◆ Aim of the task ◆
Only a number is wanted. Count the lines holding the string "elections".

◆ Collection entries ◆
■ ■ ■ ■

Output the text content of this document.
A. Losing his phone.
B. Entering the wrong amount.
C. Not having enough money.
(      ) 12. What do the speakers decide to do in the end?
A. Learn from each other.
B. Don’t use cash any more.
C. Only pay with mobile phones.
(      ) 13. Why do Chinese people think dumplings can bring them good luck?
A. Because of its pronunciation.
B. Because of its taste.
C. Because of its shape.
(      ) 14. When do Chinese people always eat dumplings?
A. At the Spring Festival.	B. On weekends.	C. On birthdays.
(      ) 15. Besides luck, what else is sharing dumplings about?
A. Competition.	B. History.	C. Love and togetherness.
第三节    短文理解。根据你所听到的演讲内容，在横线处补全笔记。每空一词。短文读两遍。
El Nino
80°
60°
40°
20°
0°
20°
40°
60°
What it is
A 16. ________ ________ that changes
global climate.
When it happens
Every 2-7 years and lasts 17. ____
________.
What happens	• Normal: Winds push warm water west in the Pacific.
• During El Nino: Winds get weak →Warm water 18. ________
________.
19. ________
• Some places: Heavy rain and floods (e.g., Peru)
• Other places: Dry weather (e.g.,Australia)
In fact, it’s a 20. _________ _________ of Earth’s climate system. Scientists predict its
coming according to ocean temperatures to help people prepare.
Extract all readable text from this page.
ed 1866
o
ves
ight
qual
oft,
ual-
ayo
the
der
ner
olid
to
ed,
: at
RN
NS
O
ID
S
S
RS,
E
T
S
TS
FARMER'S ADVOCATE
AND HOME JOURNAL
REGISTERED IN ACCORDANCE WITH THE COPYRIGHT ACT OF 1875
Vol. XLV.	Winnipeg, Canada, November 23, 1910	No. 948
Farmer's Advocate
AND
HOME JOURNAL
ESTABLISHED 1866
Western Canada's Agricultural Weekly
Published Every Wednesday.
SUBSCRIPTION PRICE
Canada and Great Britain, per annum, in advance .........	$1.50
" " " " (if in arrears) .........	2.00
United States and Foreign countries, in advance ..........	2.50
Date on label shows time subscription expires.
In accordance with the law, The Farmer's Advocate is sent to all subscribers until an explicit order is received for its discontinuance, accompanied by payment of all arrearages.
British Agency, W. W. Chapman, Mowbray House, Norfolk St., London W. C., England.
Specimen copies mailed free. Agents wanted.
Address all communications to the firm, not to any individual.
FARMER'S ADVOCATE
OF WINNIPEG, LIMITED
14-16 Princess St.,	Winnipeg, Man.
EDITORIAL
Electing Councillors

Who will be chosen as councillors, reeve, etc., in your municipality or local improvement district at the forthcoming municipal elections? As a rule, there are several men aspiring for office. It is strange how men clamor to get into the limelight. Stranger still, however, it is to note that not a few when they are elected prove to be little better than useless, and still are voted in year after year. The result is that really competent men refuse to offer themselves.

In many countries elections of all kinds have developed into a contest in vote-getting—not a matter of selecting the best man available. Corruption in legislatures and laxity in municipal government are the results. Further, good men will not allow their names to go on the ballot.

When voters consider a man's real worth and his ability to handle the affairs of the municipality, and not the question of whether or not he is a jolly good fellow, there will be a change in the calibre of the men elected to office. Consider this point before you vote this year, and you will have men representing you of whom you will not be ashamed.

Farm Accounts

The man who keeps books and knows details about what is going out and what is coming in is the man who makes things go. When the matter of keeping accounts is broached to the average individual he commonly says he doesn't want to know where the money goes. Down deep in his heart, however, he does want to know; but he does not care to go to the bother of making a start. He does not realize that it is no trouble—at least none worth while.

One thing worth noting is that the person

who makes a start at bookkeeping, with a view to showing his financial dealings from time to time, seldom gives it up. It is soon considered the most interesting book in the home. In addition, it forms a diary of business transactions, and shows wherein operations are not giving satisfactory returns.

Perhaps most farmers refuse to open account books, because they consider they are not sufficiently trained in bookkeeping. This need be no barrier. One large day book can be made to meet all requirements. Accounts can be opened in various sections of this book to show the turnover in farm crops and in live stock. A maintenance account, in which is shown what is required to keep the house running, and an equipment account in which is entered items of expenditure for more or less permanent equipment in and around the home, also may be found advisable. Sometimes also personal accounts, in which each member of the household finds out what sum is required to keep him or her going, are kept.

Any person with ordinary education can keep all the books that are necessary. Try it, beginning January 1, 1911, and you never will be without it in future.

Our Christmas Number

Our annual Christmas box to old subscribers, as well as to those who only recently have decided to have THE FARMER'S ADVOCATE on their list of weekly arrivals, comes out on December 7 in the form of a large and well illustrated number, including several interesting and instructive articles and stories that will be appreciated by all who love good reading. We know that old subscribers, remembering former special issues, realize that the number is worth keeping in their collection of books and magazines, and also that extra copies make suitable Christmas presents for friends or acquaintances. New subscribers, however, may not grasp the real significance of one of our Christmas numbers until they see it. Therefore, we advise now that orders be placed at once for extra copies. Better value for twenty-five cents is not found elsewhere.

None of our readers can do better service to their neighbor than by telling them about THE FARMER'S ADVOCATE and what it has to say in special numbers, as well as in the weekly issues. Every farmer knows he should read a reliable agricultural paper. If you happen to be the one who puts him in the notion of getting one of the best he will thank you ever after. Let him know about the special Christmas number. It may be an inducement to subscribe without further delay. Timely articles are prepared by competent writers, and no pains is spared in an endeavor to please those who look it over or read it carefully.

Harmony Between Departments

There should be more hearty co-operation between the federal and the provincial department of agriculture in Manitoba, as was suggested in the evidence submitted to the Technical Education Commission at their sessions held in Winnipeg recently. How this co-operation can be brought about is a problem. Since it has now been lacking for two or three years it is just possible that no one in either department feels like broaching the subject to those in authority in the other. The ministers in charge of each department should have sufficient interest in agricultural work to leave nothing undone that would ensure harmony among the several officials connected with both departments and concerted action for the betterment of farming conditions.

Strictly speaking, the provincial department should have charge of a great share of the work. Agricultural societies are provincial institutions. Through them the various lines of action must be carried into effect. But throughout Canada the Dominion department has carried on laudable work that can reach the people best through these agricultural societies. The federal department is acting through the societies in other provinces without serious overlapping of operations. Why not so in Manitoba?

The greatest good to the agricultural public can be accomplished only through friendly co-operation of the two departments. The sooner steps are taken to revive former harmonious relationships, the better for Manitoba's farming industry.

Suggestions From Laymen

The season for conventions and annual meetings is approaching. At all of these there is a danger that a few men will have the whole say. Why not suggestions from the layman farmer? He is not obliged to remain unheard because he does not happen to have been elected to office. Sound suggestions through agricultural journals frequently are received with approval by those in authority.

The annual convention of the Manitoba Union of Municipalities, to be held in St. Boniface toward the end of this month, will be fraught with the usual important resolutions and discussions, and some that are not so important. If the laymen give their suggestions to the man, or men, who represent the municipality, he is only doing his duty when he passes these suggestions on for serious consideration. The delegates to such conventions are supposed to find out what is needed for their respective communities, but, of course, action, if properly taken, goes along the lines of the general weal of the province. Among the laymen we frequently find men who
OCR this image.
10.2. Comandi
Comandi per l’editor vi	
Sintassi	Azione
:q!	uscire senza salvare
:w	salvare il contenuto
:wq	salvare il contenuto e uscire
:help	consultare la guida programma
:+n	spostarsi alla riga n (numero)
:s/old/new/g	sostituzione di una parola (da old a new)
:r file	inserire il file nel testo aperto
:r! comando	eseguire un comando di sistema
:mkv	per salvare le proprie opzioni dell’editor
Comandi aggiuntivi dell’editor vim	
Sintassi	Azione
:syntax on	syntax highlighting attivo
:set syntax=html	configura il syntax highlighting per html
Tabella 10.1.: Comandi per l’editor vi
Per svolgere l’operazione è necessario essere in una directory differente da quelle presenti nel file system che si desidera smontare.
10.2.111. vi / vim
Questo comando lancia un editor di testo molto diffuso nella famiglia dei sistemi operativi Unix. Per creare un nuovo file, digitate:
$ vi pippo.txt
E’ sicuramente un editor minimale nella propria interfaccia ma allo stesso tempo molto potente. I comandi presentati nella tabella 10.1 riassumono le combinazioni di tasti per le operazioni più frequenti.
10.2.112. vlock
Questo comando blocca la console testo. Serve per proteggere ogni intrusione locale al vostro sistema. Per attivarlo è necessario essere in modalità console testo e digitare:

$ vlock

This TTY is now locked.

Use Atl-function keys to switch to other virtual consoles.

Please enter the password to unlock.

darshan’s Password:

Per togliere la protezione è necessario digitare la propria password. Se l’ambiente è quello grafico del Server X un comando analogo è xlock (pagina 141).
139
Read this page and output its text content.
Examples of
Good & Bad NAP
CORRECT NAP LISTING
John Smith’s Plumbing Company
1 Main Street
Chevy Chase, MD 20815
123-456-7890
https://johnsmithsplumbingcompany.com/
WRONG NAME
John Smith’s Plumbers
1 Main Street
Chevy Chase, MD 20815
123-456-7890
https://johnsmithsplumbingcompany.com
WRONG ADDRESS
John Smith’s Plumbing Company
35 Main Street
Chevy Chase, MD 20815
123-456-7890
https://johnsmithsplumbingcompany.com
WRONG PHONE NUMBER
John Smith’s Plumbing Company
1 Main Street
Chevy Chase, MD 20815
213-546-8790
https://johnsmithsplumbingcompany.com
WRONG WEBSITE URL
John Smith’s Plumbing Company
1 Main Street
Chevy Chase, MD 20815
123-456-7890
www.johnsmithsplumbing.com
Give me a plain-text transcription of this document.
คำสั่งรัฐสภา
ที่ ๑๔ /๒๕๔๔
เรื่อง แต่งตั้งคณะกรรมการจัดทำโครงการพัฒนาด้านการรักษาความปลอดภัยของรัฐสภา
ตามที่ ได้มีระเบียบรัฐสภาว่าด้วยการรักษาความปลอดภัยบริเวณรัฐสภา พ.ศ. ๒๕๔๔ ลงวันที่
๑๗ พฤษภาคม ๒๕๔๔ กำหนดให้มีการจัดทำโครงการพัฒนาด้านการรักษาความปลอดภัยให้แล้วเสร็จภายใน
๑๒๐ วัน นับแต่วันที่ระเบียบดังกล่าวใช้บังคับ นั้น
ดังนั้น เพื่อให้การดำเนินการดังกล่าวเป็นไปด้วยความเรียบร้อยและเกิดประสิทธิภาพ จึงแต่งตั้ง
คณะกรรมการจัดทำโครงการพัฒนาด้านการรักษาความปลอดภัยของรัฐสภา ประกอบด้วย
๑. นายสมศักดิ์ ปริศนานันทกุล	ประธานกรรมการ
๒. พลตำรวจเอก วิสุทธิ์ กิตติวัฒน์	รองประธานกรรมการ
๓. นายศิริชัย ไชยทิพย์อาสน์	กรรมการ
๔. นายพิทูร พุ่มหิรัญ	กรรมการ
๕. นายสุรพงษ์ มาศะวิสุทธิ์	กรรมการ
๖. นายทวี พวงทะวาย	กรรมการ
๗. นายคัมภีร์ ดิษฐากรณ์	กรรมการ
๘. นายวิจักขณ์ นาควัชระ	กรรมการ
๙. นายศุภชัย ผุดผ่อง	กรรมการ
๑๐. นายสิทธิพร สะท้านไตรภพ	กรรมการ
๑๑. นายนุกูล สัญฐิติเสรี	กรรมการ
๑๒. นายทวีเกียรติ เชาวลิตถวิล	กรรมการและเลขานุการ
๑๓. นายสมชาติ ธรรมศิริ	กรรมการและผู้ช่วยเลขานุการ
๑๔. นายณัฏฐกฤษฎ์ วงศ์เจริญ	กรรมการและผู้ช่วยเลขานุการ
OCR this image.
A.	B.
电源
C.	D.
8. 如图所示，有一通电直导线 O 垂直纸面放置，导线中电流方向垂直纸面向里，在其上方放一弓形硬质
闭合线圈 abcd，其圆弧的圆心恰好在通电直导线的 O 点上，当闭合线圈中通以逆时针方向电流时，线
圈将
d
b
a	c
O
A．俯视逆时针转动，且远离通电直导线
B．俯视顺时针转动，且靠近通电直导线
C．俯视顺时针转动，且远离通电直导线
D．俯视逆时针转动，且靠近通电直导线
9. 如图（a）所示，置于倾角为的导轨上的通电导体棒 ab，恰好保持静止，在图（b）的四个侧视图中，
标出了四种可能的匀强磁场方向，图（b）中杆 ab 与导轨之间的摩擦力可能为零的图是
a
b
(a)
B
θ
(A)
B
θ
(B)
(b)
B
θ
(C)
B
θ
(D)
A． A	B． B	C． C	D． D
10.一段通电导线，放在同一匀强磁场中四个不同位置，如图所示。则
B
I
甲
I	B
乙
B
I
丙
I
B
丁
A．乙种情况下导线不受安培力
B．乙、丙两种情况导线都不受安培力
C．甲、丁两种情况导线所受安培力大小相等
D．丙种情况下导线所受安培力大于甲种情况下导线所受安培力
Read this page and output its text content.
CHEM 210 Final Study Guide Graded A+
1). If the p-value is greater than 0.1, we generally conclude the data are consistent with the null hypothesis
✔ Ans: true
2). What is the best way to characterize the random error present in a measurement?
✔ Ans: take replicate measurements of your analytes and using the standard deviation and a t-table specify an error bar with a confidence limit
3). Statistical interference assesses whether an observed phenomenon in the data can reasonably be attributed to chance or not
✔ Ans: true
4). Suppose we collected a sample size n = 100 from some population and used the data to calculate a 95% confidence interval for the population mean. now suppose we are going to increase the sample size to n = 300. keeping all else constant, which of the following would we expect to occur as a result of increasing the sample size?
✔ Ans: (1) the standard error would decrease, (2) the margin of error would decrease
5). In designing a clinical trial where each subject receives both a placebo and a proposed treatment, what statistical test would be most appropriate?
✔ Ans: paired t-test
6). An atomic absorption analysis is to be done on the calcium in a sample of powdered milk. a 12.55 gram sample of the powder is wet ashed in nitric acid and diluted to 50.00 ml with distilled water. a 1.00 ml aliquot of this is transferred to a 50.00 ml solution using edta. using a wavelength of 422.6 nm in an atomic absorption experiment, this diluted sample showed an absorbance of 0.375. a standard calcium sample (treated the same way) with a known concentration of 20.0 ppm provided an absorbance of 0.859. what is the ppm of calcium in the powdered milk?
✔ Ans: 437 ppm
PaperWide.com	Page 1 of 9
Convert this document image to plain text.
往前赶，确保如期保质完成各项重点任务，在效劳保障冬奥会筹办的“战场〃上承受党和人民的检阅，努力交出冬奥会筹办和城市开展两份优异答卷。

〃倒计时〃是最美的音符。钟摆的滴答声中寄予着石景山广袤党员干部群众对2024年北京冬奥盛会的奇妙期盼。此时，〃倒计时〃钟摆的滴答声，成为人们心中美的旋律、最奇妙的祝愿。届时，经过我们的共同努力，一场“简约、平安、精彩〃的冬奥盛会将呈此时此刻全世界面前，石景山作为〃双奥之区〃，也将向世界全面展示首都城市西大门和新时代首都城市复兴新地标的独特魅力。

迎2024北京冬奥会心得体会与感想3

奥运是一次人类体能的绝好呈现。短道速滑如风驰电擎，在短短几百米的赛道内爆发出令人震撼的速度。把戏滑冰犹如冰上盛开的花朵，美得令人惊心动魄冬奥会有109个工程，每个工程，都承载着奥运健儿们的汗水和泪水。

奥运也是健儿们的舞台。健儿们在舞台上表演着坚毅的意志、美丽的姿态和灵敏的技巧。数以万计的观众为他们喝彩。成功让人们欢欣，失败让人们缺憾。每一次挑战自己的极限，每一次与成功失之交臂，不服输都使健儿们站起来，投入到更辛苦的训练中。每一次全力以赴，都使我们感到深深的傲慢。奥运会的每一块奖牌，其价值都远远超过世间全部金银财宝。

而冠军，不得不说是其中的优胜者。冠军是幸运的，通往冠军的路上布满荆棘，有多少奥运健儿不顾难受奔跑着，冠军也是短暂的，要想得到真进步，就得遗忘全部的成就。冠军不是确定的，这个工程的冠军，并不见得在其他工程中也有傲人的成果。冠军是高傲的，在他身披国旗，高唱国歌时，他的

■ ■ ■ ■

◆ Answer to this problem ◆
2